[WHAT THE TASK ASKS]
How many lines hold the string "执法程序或行政强制流程"? Give only the number.
Begin EXTRACTED MATERIAL
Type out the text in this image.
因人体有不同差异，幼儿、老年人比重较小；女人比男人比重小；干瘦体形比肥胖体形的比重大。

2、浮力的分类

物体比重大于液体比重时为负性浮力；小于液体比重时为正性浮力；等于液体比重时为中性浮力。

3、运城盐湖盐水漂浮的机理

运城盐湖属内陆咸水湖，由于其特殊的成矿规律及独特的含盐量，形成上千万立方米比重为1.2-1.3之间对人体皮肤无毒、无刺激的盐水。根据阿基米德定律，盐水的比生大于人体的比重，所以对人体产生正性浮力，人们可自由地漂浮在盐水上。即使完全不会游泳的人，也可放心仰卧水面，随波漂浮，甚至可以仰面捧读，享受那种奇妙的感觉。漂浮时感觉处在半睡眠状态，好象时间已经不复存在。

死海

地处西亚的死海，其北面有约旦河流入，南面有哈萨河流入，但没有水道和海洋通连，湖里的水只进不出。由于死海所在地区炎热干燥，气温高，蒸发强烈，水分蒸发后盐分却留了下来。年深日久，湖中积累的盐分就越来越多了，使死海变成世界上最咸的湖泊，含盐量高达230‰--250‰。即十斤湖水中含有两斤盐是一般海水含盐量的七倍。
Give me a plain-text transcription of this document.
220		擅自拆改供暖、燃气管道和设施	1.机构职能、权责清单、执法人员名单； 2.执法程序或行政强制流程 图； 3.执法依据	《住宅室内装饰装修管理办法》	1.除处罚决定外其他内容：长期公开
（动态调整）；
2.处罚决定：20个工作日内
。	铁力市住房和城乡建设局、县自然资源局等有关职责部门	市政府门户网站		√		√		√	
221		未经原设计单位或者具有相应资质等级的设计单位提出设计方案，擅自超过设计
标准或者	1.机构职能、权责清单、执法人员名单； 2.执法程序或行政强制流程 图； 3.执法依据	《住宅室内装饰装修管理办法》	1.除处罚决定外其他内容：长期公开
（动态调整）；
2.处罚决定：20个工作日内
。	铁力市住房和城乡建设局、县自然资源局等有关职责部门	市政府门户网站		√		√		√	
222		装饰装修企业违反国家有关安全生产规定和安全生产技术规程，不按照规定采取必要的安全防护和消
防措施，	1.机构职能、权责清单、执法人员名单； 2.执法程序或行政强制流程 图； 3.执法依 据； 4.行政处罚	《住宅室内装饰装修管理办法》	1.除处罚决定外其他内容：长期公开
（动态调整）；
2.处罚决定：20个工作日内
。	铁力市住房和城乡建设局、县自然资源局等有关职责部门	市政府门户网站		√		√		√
End EXTRACTED MATERIAL
[WRITTEN SOLUTION]
3